(Records drawn from a dataset)

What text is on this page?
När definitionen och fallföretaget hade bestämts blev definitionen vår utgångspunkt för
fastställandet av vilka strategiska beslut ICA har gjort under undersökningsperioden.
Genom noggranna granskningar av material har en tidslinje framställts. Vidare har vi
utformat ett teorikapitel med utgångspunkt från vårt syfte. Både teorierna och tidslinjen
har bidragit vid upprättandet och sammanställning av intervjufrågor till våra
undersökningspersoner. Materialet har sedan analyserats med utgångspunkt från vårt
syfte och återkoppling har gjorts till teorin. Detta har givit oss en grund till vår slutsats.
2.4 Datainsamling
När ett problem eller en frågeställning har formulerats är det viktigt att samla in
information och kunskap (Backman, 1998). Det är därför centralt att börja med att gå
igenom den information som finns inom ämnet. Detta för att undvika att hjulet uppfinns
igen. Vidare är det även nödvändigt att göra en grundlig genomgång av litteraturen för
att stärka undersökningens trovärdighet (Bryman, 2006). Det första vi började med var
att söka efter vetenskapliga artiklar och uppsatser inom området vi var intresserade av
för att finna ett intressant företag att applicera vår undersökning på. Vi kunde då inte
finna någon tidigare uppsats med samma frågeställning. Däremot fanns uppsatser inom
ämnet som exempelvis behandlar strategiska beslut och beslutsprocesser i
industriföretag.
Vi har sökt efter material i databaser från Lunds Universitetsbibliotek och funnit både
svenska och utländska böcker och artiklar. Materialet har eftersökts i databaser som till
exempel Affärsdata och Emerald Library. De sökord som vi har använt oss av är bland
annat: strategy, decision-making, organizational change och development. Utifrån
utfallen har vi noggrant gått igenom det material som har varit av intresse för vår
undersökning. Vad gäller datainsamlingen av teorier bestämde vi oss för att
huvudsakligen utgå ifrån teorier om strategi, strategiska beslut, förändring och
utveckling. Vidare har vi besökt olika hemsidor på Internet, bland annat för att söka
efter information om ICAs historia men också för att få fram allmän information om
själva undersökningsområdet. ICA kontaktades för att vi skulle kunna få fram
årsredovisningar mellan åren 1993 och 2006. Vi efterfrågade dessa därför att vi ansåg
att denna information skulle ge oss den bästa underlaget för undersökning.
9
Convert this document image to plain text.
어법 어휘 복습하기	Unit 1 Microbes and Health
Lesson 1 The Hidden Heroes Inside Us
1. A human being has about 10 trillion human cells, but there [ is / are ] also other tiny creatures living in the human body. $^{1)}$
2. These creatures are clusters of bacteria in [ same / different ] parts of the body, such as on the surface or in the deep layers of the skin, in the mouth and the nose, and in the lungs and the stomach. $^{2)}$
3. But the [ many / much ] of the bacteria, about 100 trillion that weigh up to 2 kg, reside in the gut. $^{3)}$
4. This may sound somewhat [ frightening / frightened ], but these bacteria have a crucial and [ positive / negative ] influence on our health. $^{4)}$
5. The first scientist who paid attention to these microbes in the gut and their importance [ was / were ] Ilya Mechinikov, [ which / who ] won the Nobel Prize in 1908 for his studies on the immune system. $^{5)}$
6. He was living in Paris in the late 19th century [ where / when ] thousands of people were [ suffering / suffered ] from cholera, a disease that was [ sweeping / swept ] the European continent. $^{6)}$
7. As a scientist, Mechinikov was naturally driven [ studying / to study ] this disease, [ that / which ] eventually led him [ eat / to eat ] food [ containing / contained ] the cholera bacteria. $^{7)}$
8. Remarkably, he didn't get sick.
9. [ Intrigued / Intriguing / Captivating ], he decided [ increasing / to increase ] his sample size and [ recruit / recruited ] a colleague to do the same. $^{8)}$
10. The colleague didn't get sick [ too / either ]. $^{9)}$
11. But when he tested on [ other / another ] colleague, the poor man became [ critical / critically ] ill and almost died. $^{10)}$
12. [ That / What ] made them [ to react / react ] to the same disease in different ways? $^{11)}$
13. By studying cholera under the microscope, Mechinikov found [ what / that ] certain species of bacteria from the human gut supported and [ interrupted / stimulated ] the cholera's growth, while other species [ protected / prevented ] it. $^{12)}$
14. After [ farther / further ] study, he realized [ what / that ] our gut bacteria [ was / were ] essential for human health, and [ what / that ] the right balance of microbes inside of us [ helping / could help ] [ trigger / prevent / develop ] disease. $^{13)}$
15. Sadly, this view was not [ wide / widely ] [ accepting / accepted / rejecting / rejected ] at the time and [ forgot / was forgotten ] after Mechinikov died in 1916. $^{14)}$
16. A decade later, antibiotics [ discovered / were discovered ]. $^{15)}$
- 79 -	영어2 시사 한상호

[What this task involves] Copy every line of the records word for word.

[Exercise answer]
What text is on this page?
När definitionen och fallföretaget hade bestämts blev definitionen vår utgångspunkt för
fastställandet av vilka strategiska beslut ICA har gjort under undersökningsperioden.
Genom noggranna granskningar av material har en tidslinje framställts. Vidare har vi
utformat ett teorikapitel med utgångspunkt från vårt syfte. Både teorierna och tidslinjen
har bidragit vid upprättandet och sammanställning av intervjufrågor till våra
undersökningspersoner. Materialet har sedan analyserats med utgångspunkt från vårt
syfte och återkoppling har gjorts till teorin. Detta har givit oss en grund till vår slutsats.
2.4 Datainsamling
När ett problem eller en frågeställning har formulerats är det viktigt att samla in
information och kunskap (Backman, 1998). Det är därför centralt att börja med att gå
igenom den information som finns inom ämnet. Detta för att undvika att hjulet uppfinns
igen. Vidare är det även nödvändigt att göra en grundlig genomgång av litteraturen för
att stärka undersökningens trovärdighet (Bryman, 2006). Det första vi började med var
att söka efter vetenskapliga artiklar och uppsatser inom området vi var intresserade av
för att finna ett intressant företag att applicera vår undersökning på. Vi kunde då inte
finna någon tidigare uppsats med samma frågeställning. Däremot fanns uppsatser inom
ämnet som exempelvis behandlar strategiska beslut och beslutsprocesser i
industriföretag.
Vi har sökt efter material i databaser från Lunds Universitetsbibliotek och funnit både
svenska och utländska böcker och artiklar. Materialet har eftersökts i databaser som till
exempel Affärsdata och Emerald Library. De sökord som vi har använt oss av är bland
annat: strategy, decision-making, organizational change och development. Utifrån
utfallen har vi noggrant gått igenom det material som har varit av intresse för vår
undersökning. Vad gäller datainsamlingen av teorier bestämde vi oss för att
huvudsakligen utgå ifrån teorier om strategi, strategiska beslut, förändring och
utveckling. Vidare har vi besökt olika hemsidor på Internet, bland annat för att söka
efter information om ICAs historia men också för att få fram allmän information om
själva undersökningsområdet. ICA kontaktades för att vi skulle kunna få fram
årsredovisningar mellan åren 1993 och 2006. Vi efterfrågade dessa därför att vi ansåg
att denna information skulle ge oss den bästa underlaget för undersökning.
9
Convert this document image to plain text.
어법 어휘 복습하기	Unit 1 Microbes and Health
Lesson 1 The Hidden Heroes Inside Us
1. A human being has about 10 trillion human cells, but there [ is / are ] also other tiny creatures living in the human body. $^{1)}$
2. These creatures are clusters of bacteria in [ same / different ] parts of the body, such as on the surface or in the deep layers of the skin, in the mouth and the nose, and in the lungs and the stomach. $^{2)}$
3. But the [ many / much ] of the bacteria, about 100 trillion that weigh up to 2 kg, reside in the gut. $^{3)}$
4. This may sound somewhat [ frightening / frightened ], but these bacteria have a crucial and [ positive / negative ] influence on our health. $^{4)}$
5. The first scientist who paid attention to these microbes in the gut and their importance [ was / were ] Ilya Mechinikov, [ which / who ] won the Nobel Prize in 1908 for his studies on the immune system. $^{5)}$
6. He was living in Paris in the late 19th century [ where / when ] thousands of people were [ suffering / suffered ] from cholera, a disease that was [ sweeping / swept ] the European continent. $^{6)}$
7. As a scientist, Mechinikov was naturally driven [ studying / to study ] this disease, [ that / which ] eventually led him [ eat / to eat ] food [ containing / contained ] the cholera bacteria. $^{7)}$
8. Remarkably, he didn't get sick.
9. [ Intrigued / Intriguing / Captivating ], he decided [ increasing / to increase ] his sample size and [ recruit / recruited ] a colleague to do the same. $^{8)}$
10. The colleague didn't get sick [ too / either ]. $^{9)}$
11. But when he tested on [ other / another ] colleague, the poor man became [ critical / critically ] ill and almost died. $^{10)}$
12. [ That / What ] made them [ to react / react ] to the same disease in different ways? $^{11)}$
13. By studying cholera under the microscope, Mechinikov found [ what / that ] certain species of bacteria from the human gut supported and [ interrupted / stimulated ] the cholera's growth, while other species [ protected / prevented ] it. $^{12)}$
14. After [ farther / further ] study, he realized [ what / that ] our gut bacteria [ was / were ] essential for human health, and [ what / that ] the right balance of microbes inside of us [ helping / could help ] [ trigger / prevent / develop ] disease. $^{13)}$
15. Sadly, this view was not [ wide / widely ] [ accepting / accepted / rejecting / rejected ] at the time and [ forgot / was forgotten ] after Mechinikov died in 1916. $^{14)}$
16. A decade later, antibiotics [ discovered / were discovered ]. $^{15)}$
- 79 -	영어2 시사 한상호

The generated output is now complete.